What this exercise asks:
[1] In the commentary on China's pollution, what does the text identify as the root cause of the unbalanced sharing of costs and benefits?
[2] Name every environmental problem that the commentary on China's pollution lists in the sentences beginning "The smothering smog".

It should prompt us to rethink our overall pollution-battling strategy and revamp our development philosophy so that environmental considerations become an integral part of economic development decision-making.
While China has rapidly shaken off general poverty in the past three decades through economic reforms and opening-up, it has been facing increasingly serious environmental problems.
The smothering smog in many parts of the country in recent months has made the headlines. But severe water pollution, ecological degradation and polluted soil, are also problems that demand immediate and effective solutions.
That the authorities have become more conscious of the situation is undeniable, and they have never ceased to introduce measures to reduce the effect of environment damage.
But as a manufacturing-based economy, China must tackle the problem through making its economic growth less dependent on sectors that are heavily polluting.
For example, China each year exports large numbers of textile, chemical and metallurgical products. But these sectors are also pollution-intensive, meaning China has to shoulder the environmental costs while providing low-priced quality products for the global market.
Behind the unbalanced cost-benefit sharing scenario, ostensibly, is the low environmental standards and loose implementation of environmental protection rules.
At the root is the GDP-oriented mentality that puts economic growth above all.
The central authorities have put forward the idea of economic restructuring in recent years, which rightly seeks a balance among growth, the environment and sustainability. But it is yet to be embraced by all government departments and officials.
It is time the nation made the hard but necessary choice to seek a better environment at the cost of economic growth.
In reality, it will be an insurmountable challenge for local officials to make that choice unless the flawed performance assessment system, which remains centered on growth figures, is reformed to include environmental soundness.

Data lines:
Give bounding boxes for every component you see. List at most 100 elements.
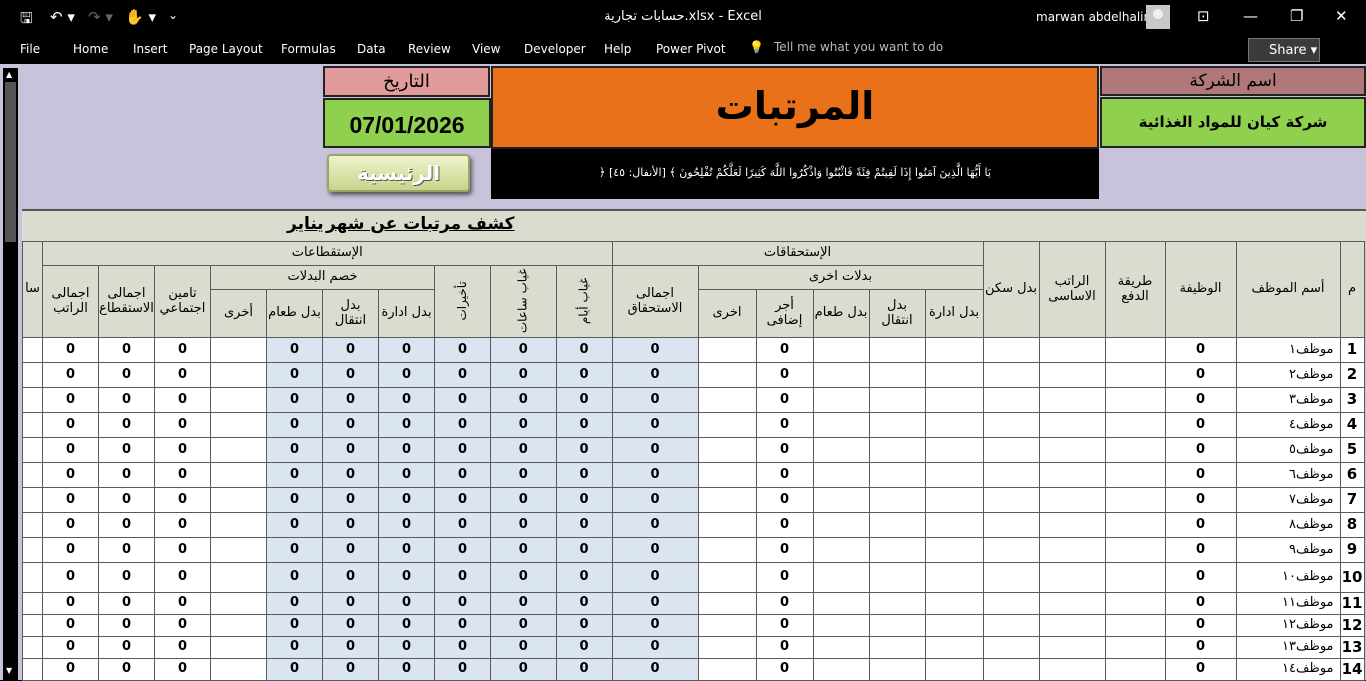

Answers in order:
[1] The GDP-oriented mentality that puts economic growth above all.

[2]
- Smothering smog
- Severe water pollution
- Ecological degradation
- Polluted soil